(Records from a data source)
-- -- --

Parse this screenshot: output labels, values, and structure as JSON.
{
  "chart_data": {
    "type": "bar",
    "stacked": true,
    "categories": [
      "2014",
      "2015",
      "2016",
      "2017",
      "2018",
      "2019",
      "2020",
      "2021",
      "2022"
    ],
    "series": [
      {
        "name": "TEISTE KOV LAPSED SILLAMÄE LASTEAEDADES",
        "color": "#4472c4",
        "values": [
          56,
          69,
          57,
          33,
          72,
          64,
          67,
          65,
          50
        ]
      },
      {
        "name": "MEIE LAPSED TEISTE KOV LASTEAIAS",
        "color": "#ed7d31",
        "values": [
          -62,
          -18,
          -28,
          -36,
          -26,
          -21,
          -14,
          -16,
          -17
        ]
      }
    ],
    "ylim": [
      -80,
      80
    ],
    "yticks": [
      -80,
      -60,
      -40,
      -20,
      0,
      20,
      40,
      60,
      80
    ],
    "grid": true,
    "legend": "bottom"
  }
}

-- -- --

- DIRECTIONS:
Reproduce all the data word for word.

- COMPLETE OUTPUT:
Parse this screenshot: output labels, values, and structure as JSON.
{
  "chart_data": {
    "type": "bar",
    "stacked": true,
    "categories": [
      "2014",
      "2015",
      "2016",
      "2017",
      "2018",
      "2019",
      "2020",
      "2021",
      "2022"
    ],
    "series": [
      {
        "name": "TEISTE KOV LAPSED SILLAMÄE LASTEAEDADES",
        "color": "#4472c4",
        "values": [
          56,
          69,
          57,
          33,
          72,
          64,
          67,
          65,
          50
        ]
      },
      {
        "name": "MEIE LAPSED TEISTE KOV LASTEAIAS",
        "color": "#ed7d31",
        "values": [
          -62,
          -18,
          -28,
          -36,
          -26,
          -21,
          -14,
          -16,
          -17
        ]
      }
    ],
    "ylim": [
      -80,
      80
    ],
    "yticks": [
      -80,
      -60,
      -40,
      -20,
      0,
      20,
      40,
      60,
      80
    ],
    "grid": true,
    "legend": "bottom"
  }
}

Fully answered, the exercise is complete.